--- Prompt ---
Each entry below is to be printed verbatim.

─── Extracted material ───

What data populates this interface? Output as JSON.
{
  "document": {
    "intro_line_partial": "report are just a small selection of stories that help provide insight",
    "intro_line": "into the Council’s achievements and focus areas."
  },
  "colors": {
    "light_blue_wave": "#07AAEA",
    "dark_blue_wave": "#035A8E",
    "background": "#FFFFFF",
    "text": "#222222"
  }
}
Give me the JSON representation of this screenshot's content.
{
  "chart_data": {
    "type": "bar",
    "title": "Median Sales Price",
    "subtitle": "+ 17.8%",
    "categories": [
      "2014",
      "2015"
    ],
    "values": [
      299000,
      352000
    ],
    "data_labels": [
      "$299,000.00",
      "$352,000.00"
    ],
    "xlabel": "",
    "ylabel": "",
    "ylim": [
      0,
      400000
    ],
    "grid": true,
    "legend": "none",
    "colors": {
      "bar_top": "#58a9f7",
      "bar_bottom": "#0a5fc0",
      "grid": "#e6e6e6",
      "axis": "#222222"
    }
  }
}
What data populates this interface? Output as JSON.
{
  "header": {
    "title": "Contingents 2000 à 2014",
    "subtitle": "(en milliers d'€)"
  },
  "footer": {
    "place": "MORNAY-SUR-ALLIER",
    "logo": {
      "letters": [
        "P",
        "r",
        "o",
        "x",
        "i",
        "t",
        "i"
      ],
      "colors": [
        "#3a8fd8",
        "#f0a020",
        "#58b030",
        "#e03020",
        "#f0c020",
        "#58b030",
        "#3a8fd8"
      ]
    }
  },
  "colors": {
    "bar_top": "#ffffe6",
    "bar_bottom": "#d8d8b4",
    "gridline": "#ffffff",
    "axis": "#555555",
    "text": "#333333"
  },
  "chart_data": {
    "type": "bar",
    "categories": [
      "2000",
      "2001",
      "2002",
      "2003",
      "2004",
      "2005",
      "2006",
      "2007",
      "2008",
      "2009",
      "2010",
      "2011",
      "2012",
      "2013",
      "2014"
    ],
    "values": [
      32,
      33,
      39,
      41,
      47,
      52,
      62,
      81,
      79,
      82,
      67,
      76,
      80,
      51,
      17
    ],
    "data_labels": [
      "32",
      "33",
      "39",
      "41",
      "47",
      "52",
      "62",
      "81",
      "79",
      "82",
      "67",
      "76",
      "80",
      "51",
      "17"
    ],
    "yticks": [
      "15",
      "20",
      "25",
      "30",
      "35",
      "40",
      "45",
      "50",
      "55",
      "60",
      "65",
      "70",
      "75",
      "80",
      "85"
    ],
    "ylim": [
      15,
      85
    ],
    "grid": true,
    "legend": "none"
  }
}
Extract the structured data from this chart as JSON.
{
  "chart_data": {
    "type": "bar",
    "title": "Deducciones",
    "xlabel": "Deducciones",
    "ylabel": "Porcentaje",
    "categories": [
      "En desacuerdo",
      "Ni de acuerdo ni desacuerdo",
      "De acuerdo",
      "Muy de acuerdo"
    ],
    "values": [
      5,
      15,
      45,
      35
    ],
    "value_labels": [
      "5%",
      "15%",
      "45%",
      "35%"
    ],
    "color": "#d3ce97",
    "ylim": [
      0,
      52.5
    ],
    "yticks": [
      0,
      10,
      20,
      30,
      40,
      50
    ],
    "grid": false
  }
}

───

--- Result of this task ---
What data populates this interface? Output as JSON.
{
  "document": {
    "intro_line_partial": "report are just a small selection of stories that help provide insight",
    "intro_line": "into the Council’s achievements and focus areas."
  },
  "colors": {
    "light_blue_wave": "#07AAEA",
    "dark_blue_wave": "#035A8E",
    "background": "#FFFFFF",
    "text": "#222222"
  }
}
Give me the JSON representation of this screenshot's content.
{
  "chart_data": {
    "type": "bar",
    "title": "Median Sales Price",
    "subtitle": "+ 17.8%",
    "categories": [
      "2014",
      "2015"
    ],
    "values": [
      299000,
      352000
    ],
    "data_labels": [
      "$299,000.00",
      "$352,000.00"
    ],
    "xlabel": "",
    "ylabel": "",
    "ylim": [
      0,
      400000
    ],
    "grid": true,
    "legend": "none",
    "colors": {
      "bar_top": "#58a9f7",
      "bar_bottom": "#0a5fc0",
      "grid": "#e6e6e6",
      "axis": "#222222"
    }
  }
}
What data populates this interface? Output as JSON.
{
  "header": {
    "title": "Contingents 2000 à 2014",
    "subtitle": "(en milliers d'€)"
  },
  "footer": {
    "place": "MORNAY-SUR-ALLIER",
    "logo": {
      "letters": [
        "P",
        "r",
        "o",
        "x",
        "i",
        "t",
        "i"
      ],
      "colors": [
        "#3a8fd8",
        "#f0a020",
        "#58b030",
        "#e03020",
        "#f0c020",
        "#58b030",
        "#3a8fd8"
      ]
    }
  },
  "colors": {
    "bar_top": "#ffffe6",
    "bar_bottom": "#d8d8b4",
    "gridline": "#ffffff",
    "axis": "#555555",
    "text": "#333333"
  },
  "chart_data": {
    "type": "bar",
    "categories": [
      "2000",
      "2001",
      "2002",
      "2003",
      "2004",
      "2005",
      "2006",
      "2007",
      "2008",
      "2009",
      "2010",
      "2011",
      "2012",
      "2013",
      "2014"
    ],
    "values": [
      32,
      33,
      39,
      41,
      47,
      52,
      62,
      81,
      79,
      82,
      67,
      76,
      80,
      51,
      17
    ],
    "data_labels": [
      "32",
      "33",
      "39",
      "41",
      "47",
      "52",
      "62",
      "81",
      "79",
      "82",
      "67",
      "76",
      "80",
      "51",
      "17"
    ],
    "yticks": [
      "15",
      "20",
      "25",
      "30",
      "35",
      "40",
      "45",
      "50",
      "55",
      "60",
      "65",
      "70",
      "75",
      "80",
      "85"
    ],
    "ylim": [
      15,
      85
    ],
    "grid": true,
    "legend": "none"
  }
}
Extract the structured data from this chart as JSON.
{
  "chart_data": {
    "type": "bar",
    "title": "Deducciones",
    "xlabel": "Deducciones",
    "ylabel": "Porcentaje",
    "categories": [
      "En desacuerdo",
      "Ni de acuerdo ni desacuerdo",
      "De acuerdo",
      "Muy de acuerdo"
    ],
    "values": [
      5,
      15,
      45,
      35
    ],
    "value_labels": [
      "5%",
      "15%",
      "45%",
      "35%"
    ],
    "color": "#d3ce97",
    "ylim": [
      0,
      52.5
    ],
    "yticks": [
      0,
      10,
      20,
      30,
      40,
      50
    ],
    "grid": false
  }
}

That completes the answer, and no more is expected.